CHALLENGE:
Filter the entries that follow, copying every line in which the word "الحركة" appears.

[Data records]

+ + + + + + +

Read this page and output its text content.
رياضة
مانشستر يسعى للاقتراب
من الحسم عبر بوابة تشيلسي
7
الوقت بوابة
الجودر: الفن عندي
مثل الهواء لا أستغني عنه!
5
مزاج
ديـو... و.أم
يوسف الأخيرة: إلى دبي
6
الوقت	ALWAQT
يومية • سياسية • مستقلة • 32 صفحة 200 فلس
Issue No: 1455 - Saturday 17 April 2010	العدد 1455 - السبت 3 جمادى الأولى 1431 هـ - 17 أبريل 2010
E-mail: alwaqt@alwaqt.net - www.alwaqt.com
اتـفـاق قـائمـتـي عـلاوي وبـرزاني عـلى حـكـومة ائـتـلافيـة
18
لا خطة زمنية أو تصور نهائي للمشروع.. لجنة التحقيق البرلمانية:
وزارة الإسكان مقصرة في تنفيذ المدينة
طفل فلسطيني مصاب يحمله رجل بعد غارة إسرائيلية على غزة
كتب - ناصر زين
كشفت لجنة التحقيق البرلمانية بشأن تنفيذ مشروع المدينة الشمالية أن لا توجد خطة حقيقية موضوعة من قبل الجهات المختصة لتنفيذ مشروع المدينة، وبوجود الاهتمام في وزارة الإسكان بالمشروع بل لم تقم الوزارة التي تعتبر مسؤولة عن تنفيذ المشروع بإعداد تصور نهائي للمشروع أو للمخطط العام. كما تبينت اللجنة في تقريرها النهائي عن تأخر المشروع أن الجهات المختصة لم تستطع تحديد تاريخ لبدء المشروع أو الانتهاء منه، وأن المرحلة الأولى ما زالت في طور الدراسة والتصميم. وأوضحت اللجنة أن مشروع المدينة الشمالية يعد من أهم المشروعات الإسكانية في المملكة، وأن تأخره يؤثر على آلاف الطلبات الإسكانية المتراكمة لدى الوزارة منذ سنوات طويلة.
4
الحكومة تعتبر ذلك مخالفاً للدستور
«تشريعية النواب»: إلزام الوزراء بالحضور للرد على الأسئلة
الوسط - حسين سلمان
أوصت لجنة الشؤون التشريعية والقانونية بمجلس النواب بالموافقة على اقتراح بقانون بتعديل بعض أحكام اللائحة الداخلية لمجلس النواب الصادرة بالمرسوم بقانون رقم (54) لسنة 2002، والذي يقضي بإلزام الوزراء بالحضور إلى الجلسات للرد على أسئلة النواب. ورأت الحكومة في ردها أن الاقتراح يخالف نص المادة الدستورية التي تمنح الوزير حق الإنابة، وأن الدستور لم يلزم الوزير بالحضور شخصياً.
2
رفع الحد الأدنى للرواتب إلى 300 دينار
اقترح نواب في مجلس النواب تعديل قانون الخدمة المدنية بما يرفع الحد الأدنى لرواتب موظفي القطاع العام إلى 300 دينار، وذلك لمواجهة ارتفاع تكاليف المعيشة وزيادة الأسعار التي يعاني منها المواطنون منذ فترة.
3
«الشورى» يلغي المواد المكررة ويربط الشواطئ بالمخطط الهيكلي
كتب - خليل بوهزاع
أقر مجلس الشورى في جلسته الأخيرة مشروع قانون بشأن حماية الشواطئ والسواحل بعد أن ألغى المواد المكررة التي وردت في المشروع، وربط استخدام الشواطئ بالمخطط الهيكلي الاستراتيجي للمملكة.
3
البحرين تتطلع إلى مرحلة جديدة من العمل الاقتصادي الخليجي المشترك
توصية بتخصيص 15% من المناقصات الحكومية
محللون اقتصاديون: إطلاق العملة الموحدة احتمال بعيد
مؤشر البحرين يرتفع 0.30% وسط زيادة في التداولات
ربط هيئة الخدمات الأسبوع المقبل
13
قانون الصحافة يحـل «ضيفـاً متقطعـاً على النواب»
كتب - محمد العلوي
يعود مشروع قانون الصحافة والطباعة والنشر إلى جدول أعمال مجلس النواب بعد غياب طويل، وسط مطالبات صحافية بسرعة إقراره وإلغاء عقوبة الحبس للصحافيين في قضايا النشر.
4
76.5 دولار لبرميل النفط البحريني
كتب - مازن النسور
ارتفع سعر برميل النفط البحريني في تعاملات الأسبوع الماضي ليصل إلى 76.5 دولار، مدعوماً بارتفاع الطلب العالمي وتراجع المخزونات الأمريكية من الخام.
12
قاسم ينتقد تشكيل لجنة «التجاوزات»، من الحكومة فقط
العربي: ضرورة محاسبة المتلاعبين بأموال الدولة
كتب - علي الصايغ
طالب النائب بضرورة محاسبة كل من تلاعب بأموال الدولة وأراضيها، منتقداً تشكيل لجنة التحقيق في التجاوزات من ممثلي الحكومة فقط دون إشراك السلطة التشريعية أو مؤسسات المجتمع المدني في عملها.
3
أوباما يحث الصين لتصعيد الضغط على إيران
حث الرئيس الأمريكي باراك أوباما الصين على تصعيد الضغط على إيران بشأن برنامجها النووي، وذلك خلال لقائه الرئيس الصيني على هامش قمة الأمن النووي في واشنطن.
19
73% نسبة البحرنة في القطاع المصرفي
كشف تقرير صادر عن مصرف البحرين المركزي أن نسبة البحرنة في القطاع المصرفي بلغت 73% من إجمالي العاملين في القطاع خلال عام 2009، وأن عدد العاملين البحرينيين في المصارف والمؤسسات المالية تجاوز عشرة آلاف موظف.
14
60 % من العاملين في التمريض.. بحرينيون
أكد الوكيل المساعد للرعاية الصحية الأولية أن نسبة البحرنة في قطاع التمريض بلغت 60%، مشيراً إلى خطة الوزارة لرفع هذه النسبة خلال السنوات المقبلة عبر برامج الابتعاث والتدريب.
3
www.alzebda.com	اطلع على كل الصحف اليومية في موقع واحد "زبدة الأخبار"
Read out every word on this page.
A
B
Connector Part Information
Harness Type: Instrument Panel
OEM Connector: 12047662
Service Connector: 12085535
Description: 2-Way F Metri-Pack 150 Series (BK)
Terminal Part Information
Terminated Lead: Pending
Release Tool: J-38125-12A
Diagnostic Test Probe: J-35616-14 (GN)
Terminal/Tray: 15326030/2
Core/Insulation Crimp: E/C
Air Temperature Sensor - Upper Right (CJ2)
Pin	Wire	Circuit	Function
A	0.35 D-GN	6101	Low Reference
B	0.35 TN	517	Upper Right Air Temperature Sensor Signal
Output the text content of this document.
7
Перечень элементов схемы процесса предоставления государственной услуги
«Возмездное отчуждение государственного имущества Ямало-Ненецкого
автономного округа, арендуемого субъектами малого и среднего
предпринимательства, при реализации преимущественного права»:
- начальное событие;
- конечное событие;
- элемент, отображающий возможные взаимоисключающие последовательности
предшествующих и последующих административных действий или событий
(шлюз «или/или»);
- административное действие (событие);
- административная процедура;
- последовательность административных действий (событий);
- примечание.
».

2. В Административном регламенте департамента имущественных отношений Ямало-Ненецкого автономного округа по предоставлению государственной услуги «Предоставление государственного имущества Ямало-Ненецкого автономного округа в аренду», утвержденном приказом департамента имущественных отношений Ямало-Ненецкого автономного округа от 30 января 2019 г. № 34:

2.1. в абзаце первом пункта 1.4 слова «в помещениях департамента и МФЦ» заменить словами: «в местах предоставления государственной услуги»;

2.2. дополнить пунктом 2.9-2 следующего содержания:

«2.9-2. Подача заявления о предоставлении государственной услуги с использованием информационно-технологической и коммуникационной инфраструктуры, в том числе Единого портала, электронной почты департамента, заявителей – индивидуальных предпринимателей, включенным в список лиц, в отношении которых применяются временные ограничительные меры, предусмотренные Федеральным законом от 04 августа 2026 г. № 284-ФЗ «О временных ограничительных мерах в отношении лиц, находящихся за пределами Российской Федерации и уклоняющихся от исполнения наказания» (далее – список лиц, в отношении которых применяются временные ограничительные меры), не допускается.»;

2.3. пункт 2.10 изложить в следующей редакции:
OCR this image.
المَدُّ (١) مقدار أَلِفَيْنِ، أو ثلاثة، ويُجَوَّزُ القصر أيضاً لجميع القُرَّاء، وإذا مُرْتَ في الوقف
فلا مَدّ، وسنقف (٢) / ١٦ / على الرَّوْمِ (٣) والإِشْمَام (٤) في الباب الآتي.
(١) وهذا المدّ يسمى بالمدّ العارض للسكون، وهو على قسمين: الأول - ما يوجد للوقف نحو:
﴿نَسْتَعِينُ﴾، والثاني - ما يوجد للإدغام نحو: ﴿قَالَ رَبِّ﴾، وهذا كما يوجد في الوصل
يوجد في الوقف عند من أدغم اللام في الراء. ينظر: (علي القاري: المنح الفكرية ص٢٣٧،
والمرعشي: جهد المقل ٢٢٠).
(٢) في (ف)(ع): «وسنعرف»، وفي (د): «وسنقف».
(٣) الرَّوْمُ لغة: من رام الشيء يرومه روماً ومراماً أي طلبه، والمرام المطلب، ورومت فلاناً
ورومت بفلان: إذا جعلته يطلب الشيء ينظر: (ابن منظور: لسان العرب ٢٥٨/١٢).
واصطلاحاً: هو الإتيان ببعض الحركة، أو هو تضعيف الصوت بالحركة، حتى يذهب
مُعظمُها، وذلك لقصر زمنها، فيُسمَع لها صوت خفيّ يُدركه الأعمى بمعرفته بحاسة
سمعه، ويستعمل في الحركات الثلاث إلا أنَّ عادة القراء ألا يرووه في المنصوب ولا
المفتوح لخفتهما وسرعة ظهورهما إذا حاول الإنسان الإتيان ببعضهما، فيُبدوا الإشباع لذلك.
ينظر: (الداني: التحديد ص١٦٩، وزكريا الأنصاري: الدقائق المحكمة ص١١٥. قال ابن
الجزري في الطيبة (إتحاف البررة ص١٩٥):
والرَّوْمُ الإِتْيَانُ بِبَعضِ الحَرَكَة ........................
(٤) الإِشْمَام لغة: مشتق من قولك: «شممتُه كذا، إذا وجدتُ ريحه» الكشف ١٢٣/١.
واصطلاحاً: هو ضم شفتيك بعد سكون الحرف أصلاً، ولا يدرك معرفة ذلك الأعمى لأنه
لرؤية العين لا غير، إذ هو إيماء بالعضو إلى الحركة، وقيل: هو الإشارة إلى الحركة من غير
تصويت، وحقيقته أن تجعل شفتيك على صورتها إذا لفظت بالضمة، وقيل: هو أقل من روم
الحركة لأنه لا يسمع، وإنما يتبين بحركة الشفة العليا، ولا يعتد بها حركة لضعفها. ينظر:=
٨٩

+ + + + + + +

WRITTEN REPLY:
واصطلاحاً: هو الإتيان ببعض الحركة، أو هو تضعيف الصوت بالحركة، حتى يذهب
لرؤية العين لا غير، إذ هو إيماء بالعضو إلى الحركة، وقيل: هو الإشارة إلى الحركة من غير
الحركة لأنه لا يسمع، وإنما يتبين بحركة الشفة العليا، ولا يعتد بها حركة لضعفها. ينظر:=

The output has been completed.